■ Aim: Going through the material below, please gather all lines with the word "text" in them.

■ Data supplied:
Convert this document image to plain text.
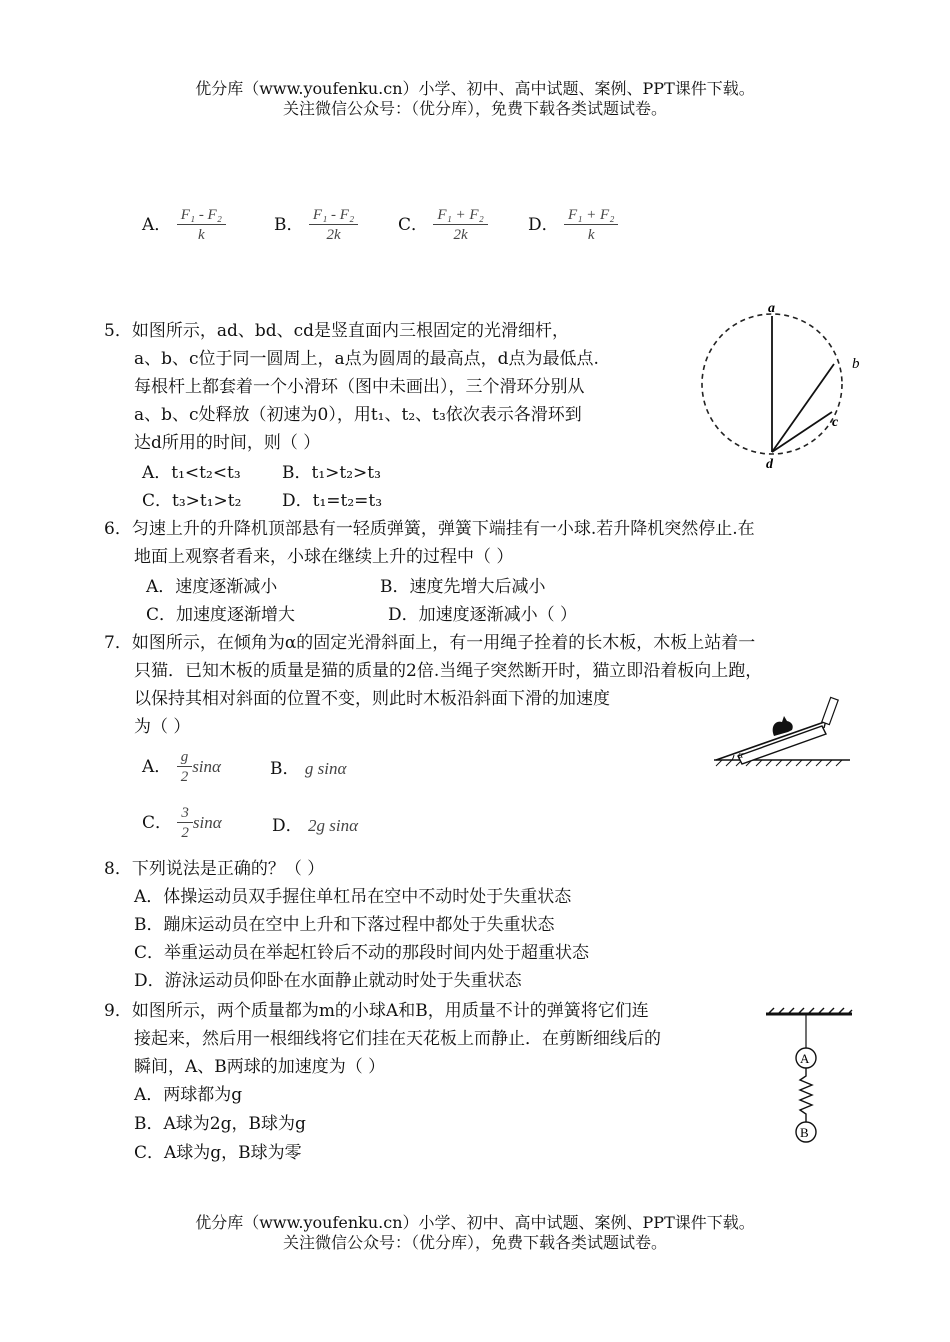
优分库（www.youfenku.cn）小学、初中、高中试题、案例、PPT课件下载。
关注微信公众号：（优分库），免费下载各类试题试卷。
A． $\frac{\text{F₁ - F₂}}{k}$	B． $\frac{\text{F₁ - F₂}}{2k}$ C． $\frac{\text{F₁ + F₂}}{2k}$ D． $\frac{\text{F₁ + F₂}}{k}$
5．如图所示，ad、bd、cd是竖直面内三根固定的光滑细杆，
a、b、c位于同一圆周上，a点为圆周的最高点，d点为最低点.
每根杆上都套着一个小滑环（图中未画出），三个滑环分别从
a、b、c处释放（初速为0），用t₁、t₂、t₃依次表示各滑环到
达d所用的时间，则（ ）
A．t₁<t₂<t₃ B．t₁>t₂>t₃
C．t₃>t₁>t₂ D．t₁=t₂=t₃
a
b
c
d
6．匀速上升的升降机顶部悬有一轻质弹簧，弹簧下端挂有一小球.若升降机突然停止.在
地面上观察者看来，小球在继续上升的过程中（ ）
A．速度逐渐减小	B．速度先增大后减小
C．加速度逐渐增大	D．加速度逐渐减小（ ）
7．如图所示，在倾角为α的固定光滑斜面上，有一用绳子拴着的长木板，木板上站着一
只猫．已知木板的质量是猫的质量的2倍.当绳子突然断开时，猫立即沿着板向上跑，
以保持其相对斜面的位置不变，则此时木板沿斜面下滑的加速度
为（ ）
A． $\frac{g}{2}$ sinα	B． g sinα
C． $\frac{3}{2}$ sinα	D． 2g sinα
α
8．下列说法是正确的？（ ）
A．体操运动员双手握住单杠吊在空中不动时处于失重状态
B．蹦床运动员在空中上升和下落过程中都处于失重状态
C．举重运动员在举起杠铃后不动的那段时间内处于超重状态
D．游泳运动员仰卧在水面静止就动时处于失重状态
9．如图所示，两个质量都为m的小球A和B，用质量不计的弹簧将它们连
接起来，然后用一根细线将它们挂在天花板上而静止．在剪断细线后的
瞬间，A、B两球的加速度为（ ）
A．两球都为g
B．A球为2g，B球为g
C．A球为g，B球为零
A
B
优分库（www.youfenku.cn）小学、初中、高中试题、案例、PPT课件下载。
关注微信公众号：（优分库），免费下载各类试题试卷。
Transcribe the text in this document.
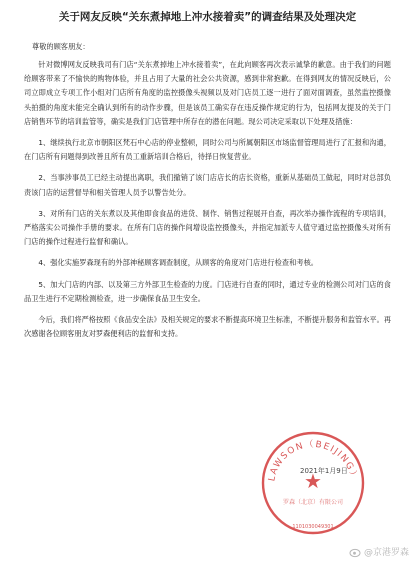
关于网友反映“关东煮掉地上冲水接着卖”的调查结果及处理决定
尊敬的顾客朋友：

针对微博网友反映我司有门店“关东煮掉地上冲水接着卖”，在此向顾客再次表示诚挚的歉意。由于我们的问题给顾客带来了不愉快的购物体验，并且占用了大量的社会公共资源，感到非常抱歉。在得到网友的情况反映后，公司立即成立专项工作小组对门店所有角度的监控摄像头视频以及对门店员工逐一进行了面对面调查，虽然监控摄像头拍摄的角度未能完全确认到所有的动作步骤，但是该员工确实存在违反操作规定的行为，包括网友提及的关于门店销售环节的培训监管等，确实是我们门店管理中所存在的潜在问题。现公司决定采取以下处理及措施：

1、继续执行北京市朝阳区梵石中心店的停业整顿，同时公司与所属朝阳区市场监督管理局进行了汇报和沟通，在门店所有问题得到改善且所有员工重新培训合格后，待择日恢复营业。

2、当事涉事员工已经主动提出离职，我们撤销了该门店店长的店长资格，重新从基础员工做起，同时对总部负责该门店的运营督导和相关管理人员予以警告处分。

3、对所有门店的关东煮以及其他即食食品的进货、制作、销售过程展开自查，再次举办操作流程的专项培训，严格落实公司操作手册的要求。在所有门店的操作间增设监控摄像头，并指定加派专人值守通过监控摄像头对所有门店的操作过程进行监督和确认。

4、强化实施罗森现有的外部神秘顾客调查制度，从顾客的角度对门店进行检查和考核。

5、加大门店的内部、以及第三方外部卫生检查的力度。门店进行自查的同时，通过专业的检测公司对门店的食品卫生进行不定期检测检查，进一步确保食品卫生安全。

今后，我们将严格按照《食品安全法》及相关规定的要求不断提高环境卫生标准，不断提升服务和监管水平。再次感谢各位顾客朋友对罗森便利店的监督和支持。

LAWSON（BEIJING）
★
罗森（北京）有限公司
1101030049301
2021年1月9日
@京港罗森
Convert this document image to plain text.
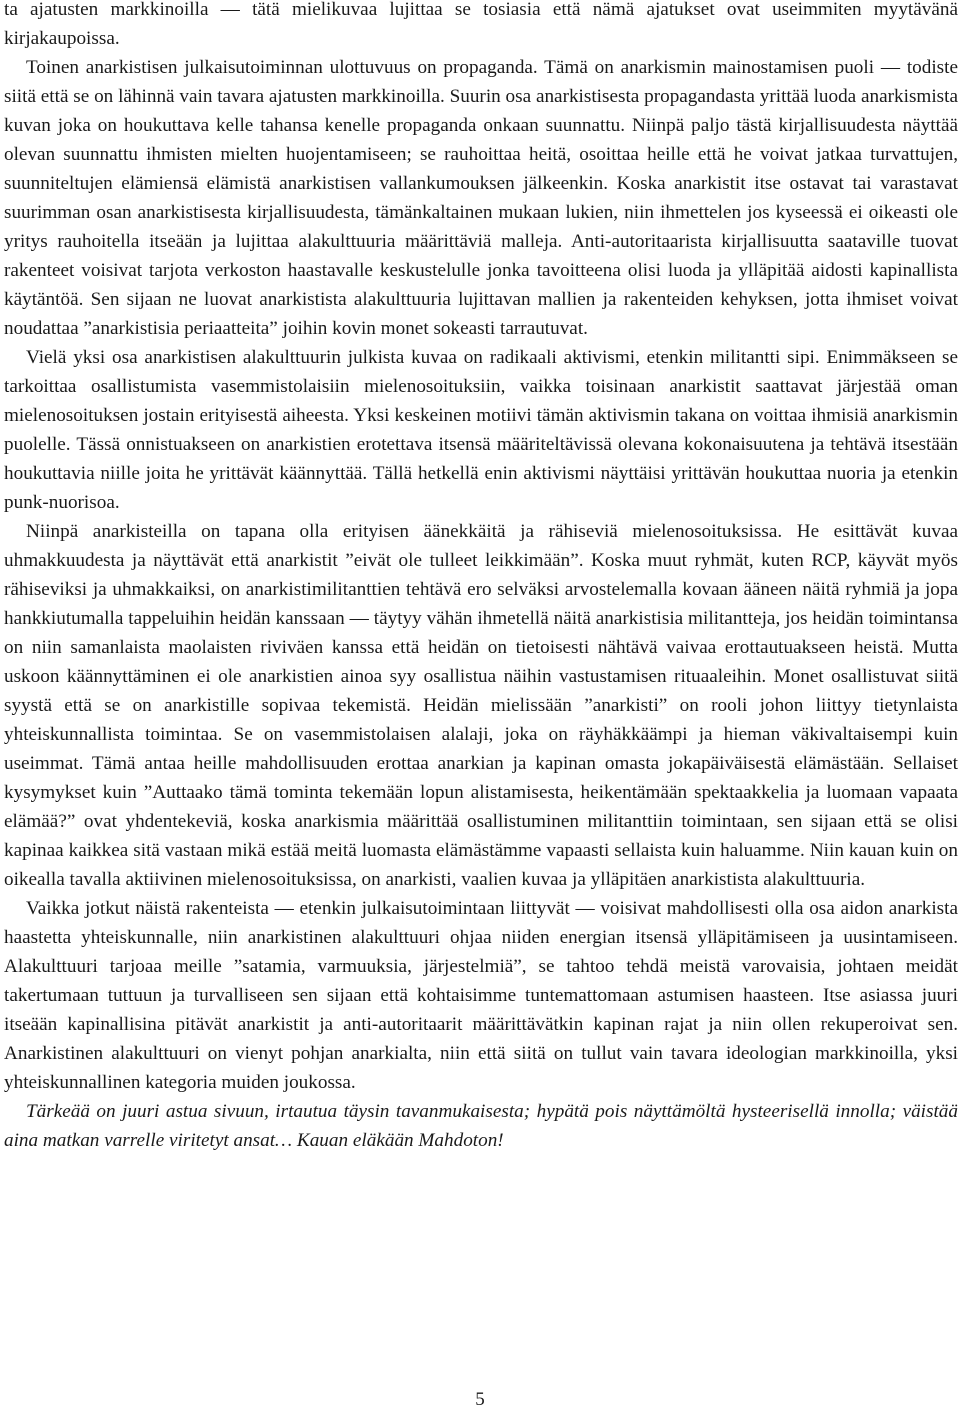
ta ajatusten markkinoilla ― tätä mielikuvaa lujittaa se tosiasia että nämä ajatukset ovat useimmiten myytävänä kirjakaupoissa.

Toinen anarkistisen julkaisutoiminnan ulottuvuus on propaganda. Tämä on anarkismin mainostamisen puoli ― todiste siitä että se on lähinnä vain tavara ajatusten markkinoilla. Suurin osa anarkistisesta propagandasta yrittää luoda anarkismista kuvan joka on houkuttava kelle tahansa kenelle propaganda onkaan suunnattu. Niinpä paljo tästä kirjallisuudesta näyttää olevan suunnattu ihmisten mielten huojentamiseen; se rauhoittaa heitä, osoittaa heille että he voivat jatkaa turvattujen, suunniteltujen elämiensä elämistä anarkistisen vallankumouksen jälkeenkin. Koska anarkistit itse ostavat tai varastavat suurimman osan anarkistisesta kirjallisuudesta, tämänkaltainen mukaan lukien, niin ihmettelen jos kyseessä ei oikeasti ole yritys rauhoitella itseään ja lujittaa alakulttuuria määrittäviä malleja. Anti-autoritaarista kirjallisuutta saataville tuovat rakenteet voisivat tarjota verkoston haastavalle keskustelulle jonka tavoitteena olisi luoda ja ylläpitää aidosti kapinallista käytäntöä. Sen sijaan ne luovat anarkistista alakulttuuria lujittavan mallien ja rakenteiden kehyksen, jotta ihmiset voivat noudattaa ”anarkistisia periaatteita” joihin kovin monet sokeasti tarrautuvat.

Vielä yksi osa anarkistisen alakulttuurin julkista kuvaa on radikaali aktivismi, etenkin militantti sipi. Enimmäkseen se tarkoittaa osallistumista vasemmistolaisiin mielenosoituksiin, vaikka toisinaan anarkistit saattavat järjestää oman mielenosoituksen jostain erityisestä aiheesta. Yksi keskeinen motiivi tämän aktivismin takana on voittaa ihmisiä anarkismin puolelle. Tässä onnistuakseen on anarkistien erotettava itsensä määriteltävissä olevana kokonaisuutena ja tehtävä itsestään houkuttavia niille joita he yrittävät käännyttää. Tällä hetkellä enin aktivismi näyttäisi yrittävän houkuttaa nuoria ja etenkin punk-nuorisoa.

Niinpä anarkisteilla on tapana olla erityisen äänekkäitä ja rähiseviä mielenosoituksissa. He esittävät kuvaa uhmakkuudesta ja näyttävät että anarkistit ”eivät ole tulleet leikkimään”. Koska muut ryhmät, kuten RCP, käyvät myös rähiseviksi ja uhmakkaiksi, on anarkistimilitanttien tehtävä ero selväksi arvostelemalla kovaan ääneen näitä ryhmiä ja jopa hankkiutumalla tappeluihin heidän kanssaan ― täytyy vähän ihmetellä näitä anarkistisia militantteja, jos heidän toimintansa on niin samanlaista maolaisten riviväen kanssa että heidän on tietoisesti nähtävä vaivaa erottautuakseen heistä. Mutta uskoon käännyttäminen ei ole anarkistien ainoa syy osallistua näihin vastustamisen rituaaleihin. Monet osallistuvat siitä syystä että se on anarkistille sopivaa tekemistä. Heidän mielissään ”anarkisti” on rooli johon liittyy tietynlaista yhteiskunnallista toimintaa. Se on vasemmistolaisen alalaji, joka on räyhäkkäämpi ja hieman väkivaltaisempi kuin useimmat. Tämä antaa heille mahdollisuuden erottaa anarkian ja kapinan omasta jokapäiväisestä elämästään. Sellaiset kysymykset kuin ”Auttaako tämä tominta tekemään lopun alistamisesta, heikentämään spektaakkelia ja luomaan vapaata elämää?” ovat yhdentekeviä, koska anarkismia määrittää osallistuminen militanttiin toimintaan, sen sijaan että se olisi kapinaa kaikkea sitä vastaan mikä estää meitä luomasta elämästämme vapaasti sellaista kuin haluamme. Niin kauan kuin on oikealla tavalla aktiivinen mielenosoituksissa, on anarkisti, vaalien kuvaa ja ylläpitäen anarkistista alakulttuuria.

Vaikka jotkut näistä rakenteista ― etenkin julkaisutoimintaan liittyvät ― voisivat mahdollisesti olla osa aidon anarkista haastetta yhteiskunnalle, niin anarkistinen alakulttuuri ohjaa niiden energian itsensä ylläpitämiseen ja uusintamiseen. Alakulttuuri tarjoaa meille ”satamia, varmuuksia, järjestelmiä”, se tahtoo tehdä meistä varovaisia, johtaen meidät takertumaan tuttuun ja turvalliseen sen sijaan että kohtaisimme tuntemattomaan astumisen haasteen. Itse asiassa juuri itseään kapinallisina pitävät anarkistit ja anti-autoritaarit määrittävätkin kapinan rajat ja niin ollen rekuperoivat sen. Anarkistinen alakulttuuri on vienyt pohjan anarkialta, niin että siitä on tullut vain tavara ideologian markkinoilla, yksi yhteiskunnallinen kategoria muiden joukossa.

Tärkeää on juuri astua sivuun, irtautua täysin tavanmukaisesta; hypätä pois näyttämöltä hysteerisellä innolla; väistää aina matkan varrelle viritetyt ansat… Kauan eläkään Mahdoton!

5
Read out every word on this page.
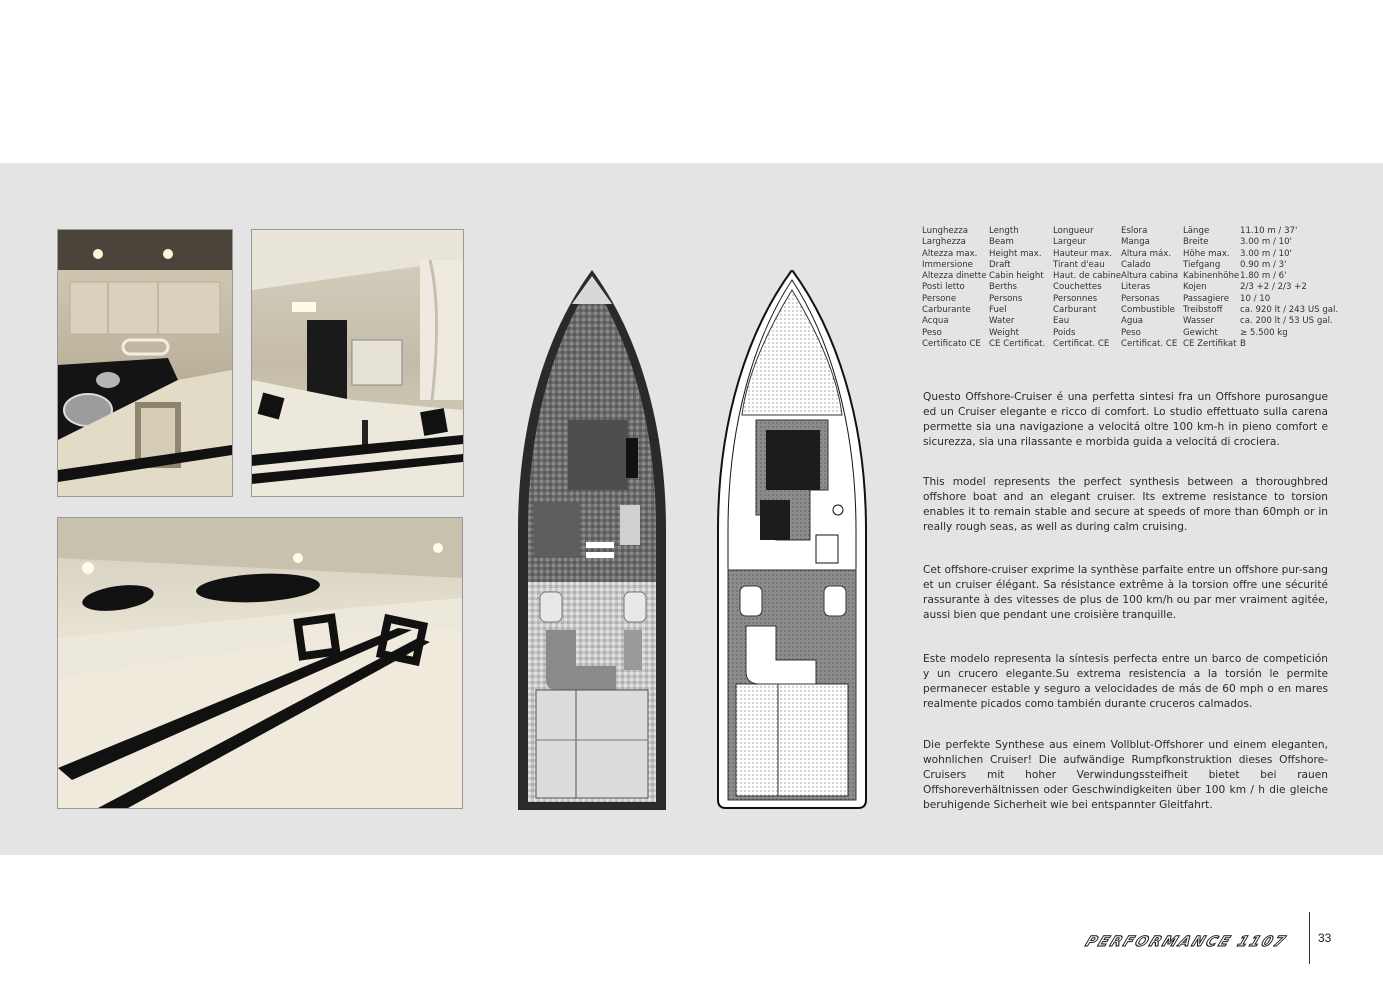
Lunghezza
Larghezza
Altezza max.
Immersione
Altezza dinette
Posti letto
Persone
Carburante
Acqua
Peso
Certificato CE
Length
Beam
Height max.
Draft
Cabin height
Berths
Persons
Fuel
Water
Weight
CE Certificat.
Longueur
Largeur
Hauteur max.
Tirant d'eau
Haut. de cabine
Couchettes
Personnes
Carburant
Eau
Poids
Certificat. CE
Eslora
Manga
Altura máx.
Calado
Altura cabina
Literas
Personas
Combustible
Agua
Peso
Certificat. CE
Länge
Breite
Höhe max.
Tiefgang
Kabinenhöhe
Kojen
Passagiere
Treibstoff
Wasser
Gewicht
CE Zertifikat
11.10 m / 37'
3.00 m / 10'
3.00 m / 10'
0.90 m / 3'
1.80 m / 6'
2/3 +2 / 2/3 +2
10 / 10
ca. 920 lt / 243 US gal.
ca. 200 lt / 53 US gal.
≥ 5.500 kg
B

Questo Offshore-Cruiser é una perfetta sintesi fra un Offshore purosangue ed un Cruiser elegante e ricco di comfort. Lo studio effettuato sulla carena permette sia una navigazione a velocitá oltre 100 km-h in pieno comfort e sicurezza, sia una rilassante e morbida guida a velocitá di crociera.

This model represents the perfect synthesis between a thoroughbred offshore boat and an elegant cruiser. Its extreme resistance to torsion enables it to remain stable and secure at speeds of more than 60mph or in really rough seas, as well as during calm cruising.

Cet offshore-cruiser exprime la synthèse parfaite entre un offshore pur-sang et un cruiser élégant. Sa résistance extrême à la torsion offre une sécurité rassurante à des vitesses de plus de 100 km/h ou par mer vraiment agitée, aussi bien que pendant une croisière tranquille.

Este modelo representa la síntesis perfecta entre un barco de competición y un crucero elegante.Su extrema resistencia a la torsión le permite permanecer estable y seguro a velocidades de más de 60 mph o en mares realmente picados como también durante cruceros calmados.

Die perfekte Synthese aus einem Vollblut-Offshorer und einem eleganten, wohnlichen Cruiser! Die aufwändige Rumpfkonstruktion dieses Offshore-Cruisers mit hoher Verwindungssteifheit bietet bei rauen Offshoreverhältnissen oder Geschwindigkeiten über 100 km / h die gleiche beruhigende Sicherheit wie bei entspannter Gleitfahrt.

PERFORMANCE 1107	33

■ Output for this task:
Convert this document image to plain text.
A． $\frac{\text{F₁ - F₂}}{k}$	B． $\frac{\text{F₁ - F₂}}{2k}$ C． $\frac{\text{F₁ + F₂}}{2k}$ D． $\frac{\text{F₁ + F₂}}{k}$
Transcribe the text in this document.
Convert this document image to plain text.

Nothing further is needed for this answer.